* _WHAT YOU NEED TO DO_: Find each line with the string "subtitle" and report it.

[Stored items]

+--

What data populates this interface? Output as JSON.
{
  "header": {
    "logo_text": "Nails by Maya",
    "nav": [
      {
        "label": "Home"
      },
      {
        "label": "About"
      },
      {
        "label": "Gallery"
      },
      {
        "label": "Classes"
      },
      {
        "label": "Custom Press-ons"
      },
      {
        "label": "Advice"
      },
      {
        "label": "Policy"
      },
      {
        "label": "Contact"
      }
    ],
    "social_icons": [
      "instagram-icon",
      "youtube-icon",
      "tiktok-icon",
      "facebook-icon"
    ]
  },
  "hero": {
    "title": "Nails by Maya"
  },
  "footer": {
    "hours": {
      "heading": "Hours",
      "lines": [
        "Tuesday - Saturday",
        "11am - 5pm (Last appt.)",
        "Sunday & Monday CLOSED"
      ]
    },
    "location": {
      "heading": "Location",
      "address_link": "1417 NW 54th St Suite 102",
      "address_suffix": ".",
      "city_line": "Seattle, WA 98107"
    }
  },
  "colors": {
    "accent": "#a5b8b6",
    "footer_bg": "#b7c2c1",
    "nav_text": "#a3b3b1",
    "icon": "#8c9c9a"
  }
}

+--

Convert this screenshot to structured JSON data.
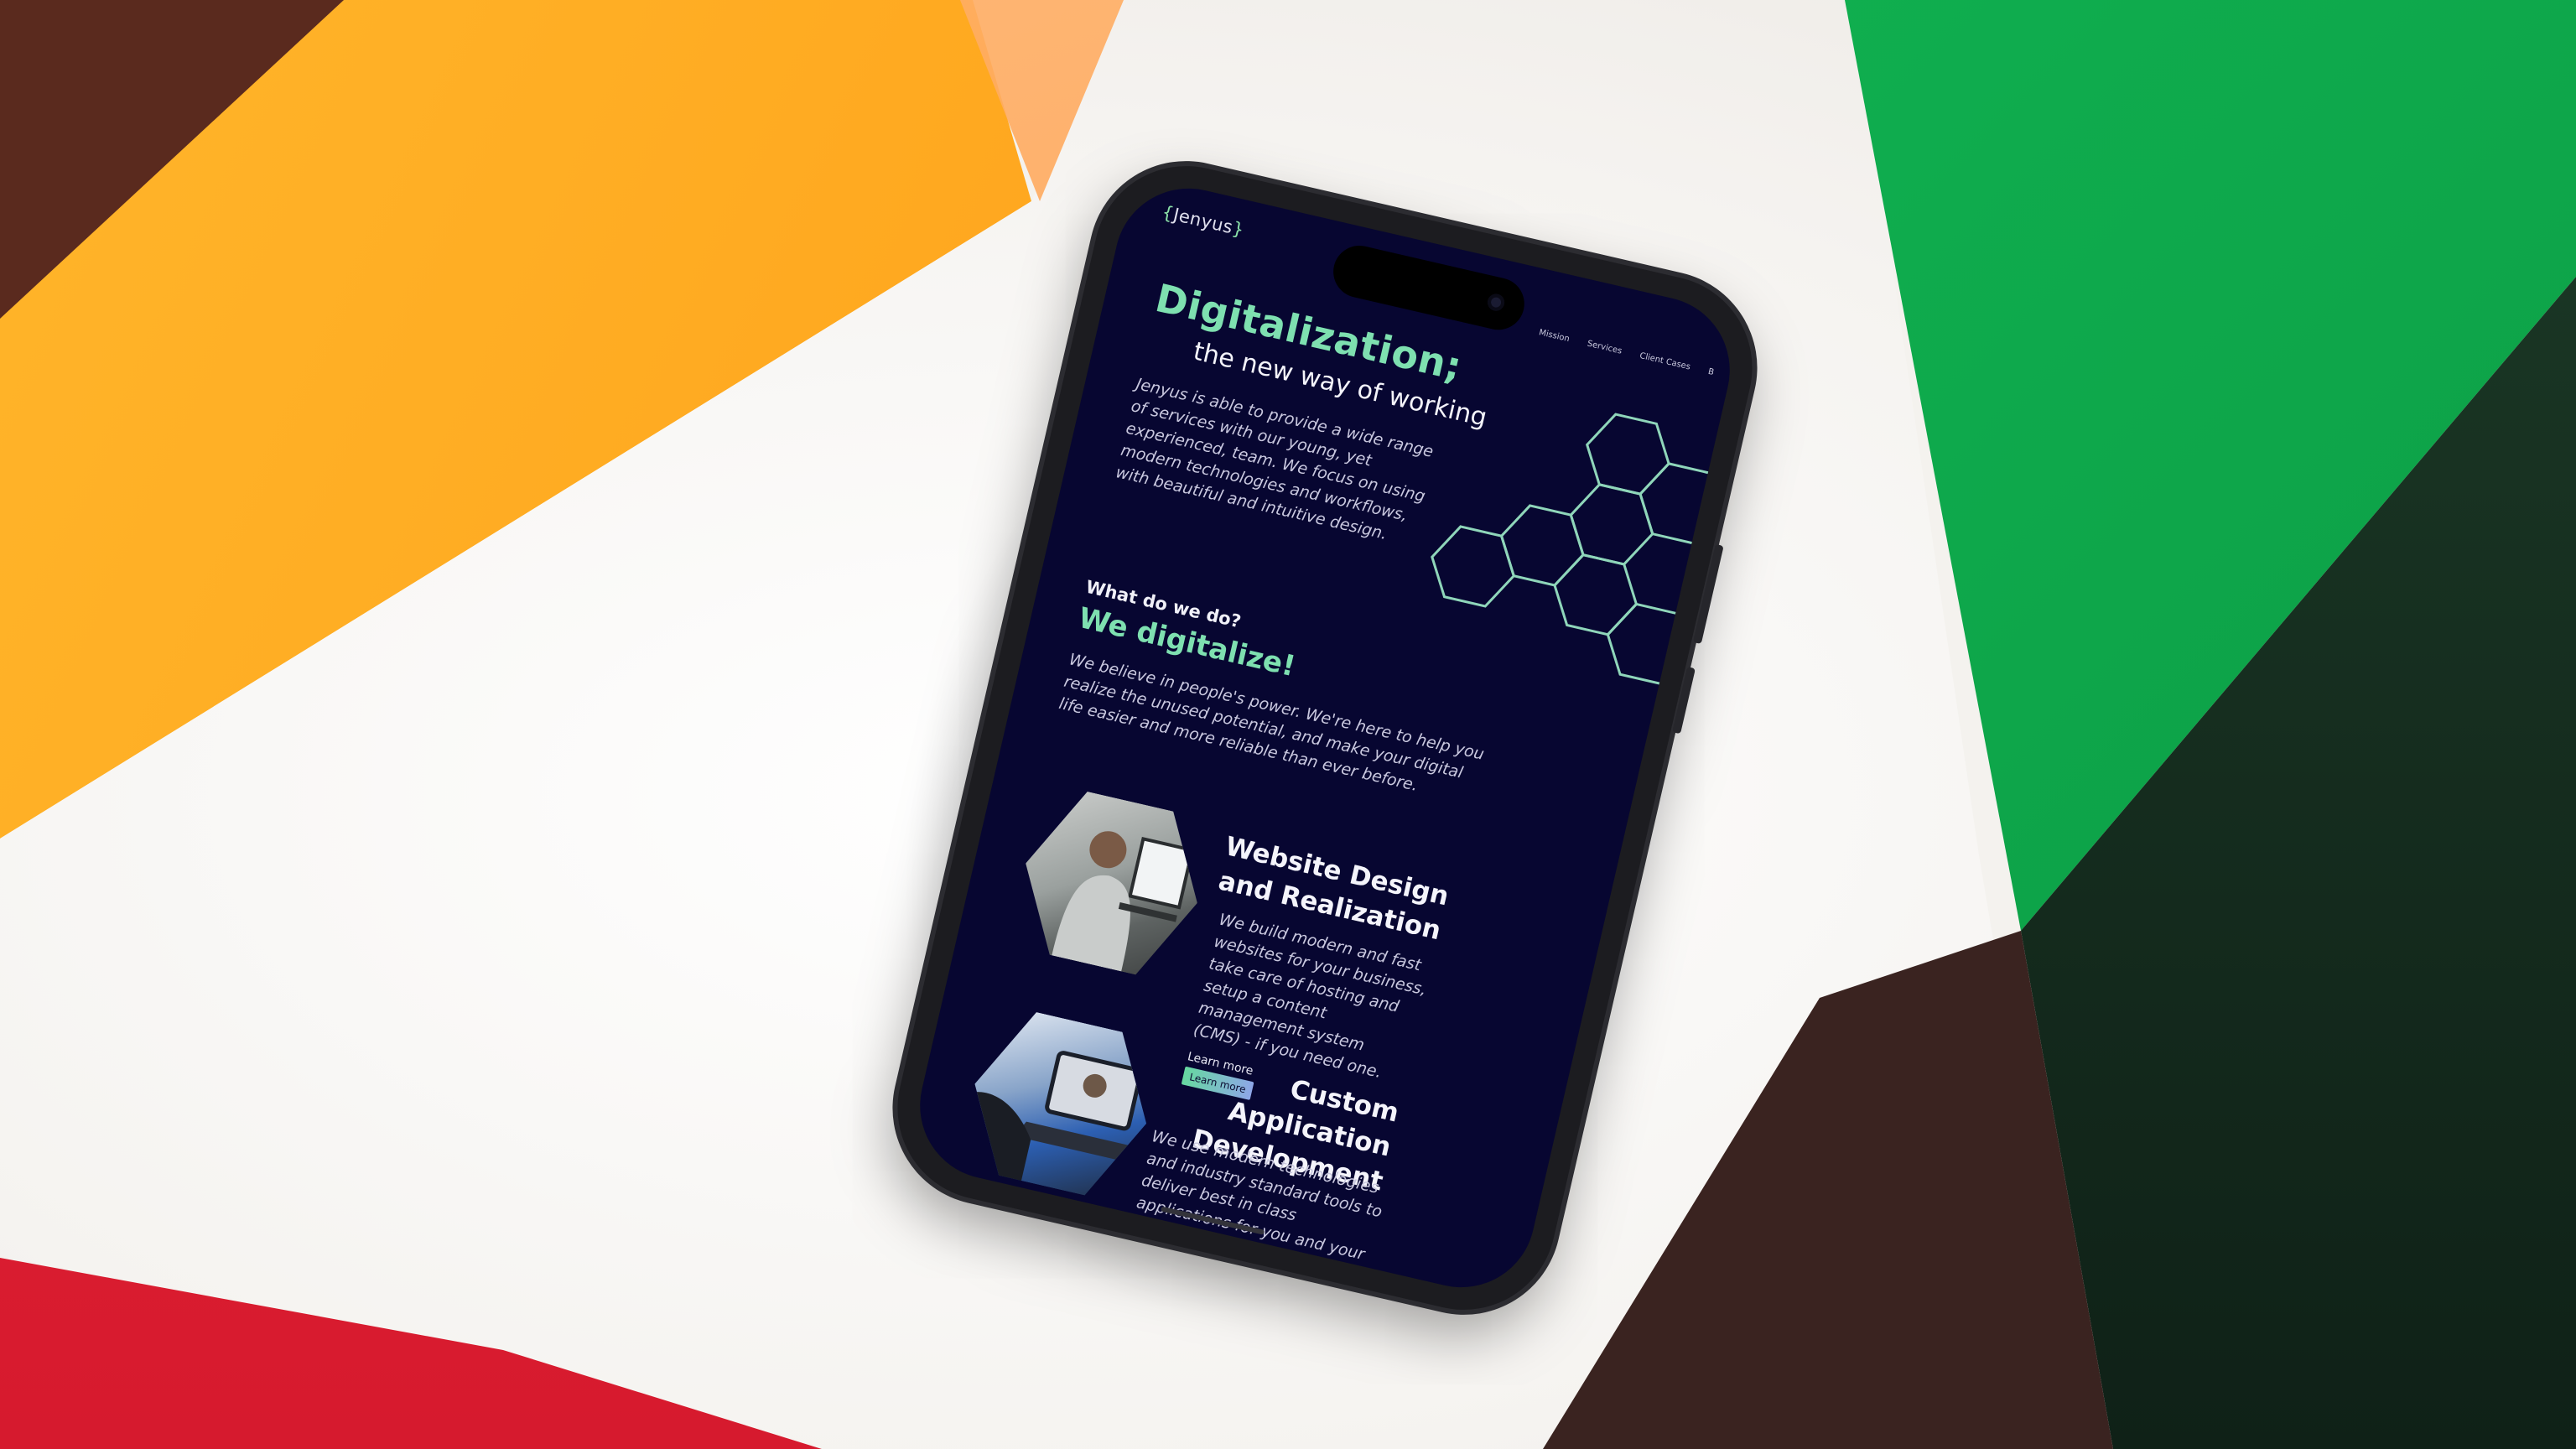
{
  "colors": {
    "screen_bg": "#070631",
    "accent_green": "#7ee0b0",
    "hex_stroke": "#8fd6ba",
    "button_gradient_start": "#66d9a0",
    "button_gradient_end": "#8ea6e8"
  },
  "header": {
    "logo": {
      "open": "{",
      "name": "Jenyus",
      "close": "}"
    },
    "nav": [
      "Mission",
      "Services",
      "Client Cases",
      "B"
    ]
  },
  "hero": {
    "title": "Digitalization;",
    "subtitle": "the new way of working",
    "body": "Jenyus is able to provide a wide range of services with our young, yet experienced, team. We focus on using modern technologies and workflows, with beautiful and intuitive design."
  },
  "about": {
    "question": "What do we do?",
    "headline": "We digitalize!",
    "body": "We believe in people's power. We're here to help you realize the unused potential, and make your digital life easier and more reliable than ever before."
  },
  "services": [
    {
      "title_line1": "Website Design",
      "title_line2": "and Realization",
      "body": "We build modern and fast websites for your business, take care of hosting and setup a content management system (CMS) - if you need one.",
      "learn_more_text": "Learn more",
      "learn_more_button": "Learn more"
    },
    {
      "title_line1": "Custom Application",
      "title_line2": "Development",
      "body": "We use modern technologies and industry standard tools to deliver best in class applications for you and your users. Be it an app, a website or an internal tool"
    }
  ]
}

+--

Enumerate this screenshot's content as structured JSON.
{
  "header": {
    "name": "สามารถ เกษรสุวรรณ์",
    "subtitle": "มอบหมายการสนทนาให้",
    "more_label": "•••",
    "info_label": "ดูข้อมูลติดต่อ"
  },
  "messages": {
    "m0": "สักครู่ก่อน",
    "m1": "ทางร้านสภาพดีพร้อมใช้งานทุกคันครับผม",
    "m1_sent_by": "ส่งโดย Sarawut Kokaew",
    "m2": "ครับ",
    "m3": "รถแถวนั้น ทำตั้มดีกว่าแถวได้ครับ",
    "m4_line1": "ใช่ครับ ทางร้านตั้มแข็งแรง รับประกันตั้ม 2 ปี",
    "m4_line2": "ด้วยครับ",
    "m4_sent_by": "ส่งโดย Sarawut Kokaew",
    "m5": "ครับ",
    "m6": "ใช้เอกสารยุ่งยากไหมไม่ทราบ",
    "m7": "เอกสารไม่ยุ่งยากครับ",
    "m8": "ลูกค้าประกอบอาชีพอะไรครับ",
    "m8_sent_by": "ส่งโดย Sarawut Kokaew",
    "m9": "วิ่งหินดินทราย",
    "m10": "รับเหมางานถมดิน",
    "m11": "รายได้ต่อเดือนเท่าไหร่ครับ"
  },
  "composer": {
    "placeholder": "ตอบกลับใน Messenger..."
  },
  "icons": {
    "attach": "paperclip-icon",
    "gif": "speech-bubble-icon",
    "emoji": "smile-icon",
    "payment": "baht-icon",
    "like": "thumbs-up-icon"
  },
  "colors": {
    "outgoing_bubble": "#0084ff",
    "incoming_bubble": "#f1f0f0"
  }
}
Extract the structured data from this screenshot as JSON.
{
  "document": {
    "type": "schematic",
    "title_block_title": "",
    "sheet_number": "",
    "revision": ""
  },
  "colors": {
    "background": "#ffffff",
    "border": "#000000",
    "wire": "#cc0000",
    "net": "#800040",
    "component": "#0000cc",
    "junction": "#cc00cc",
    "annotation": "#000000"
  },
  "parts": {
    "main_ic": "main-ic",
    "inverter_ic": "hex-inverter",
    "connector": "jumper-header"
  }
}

+--

* _SOLUTION TO THE EXERCISE_:
    "subtitle": "the new way of working",
    "subtitle": "มอบหมายการสนทนาให้",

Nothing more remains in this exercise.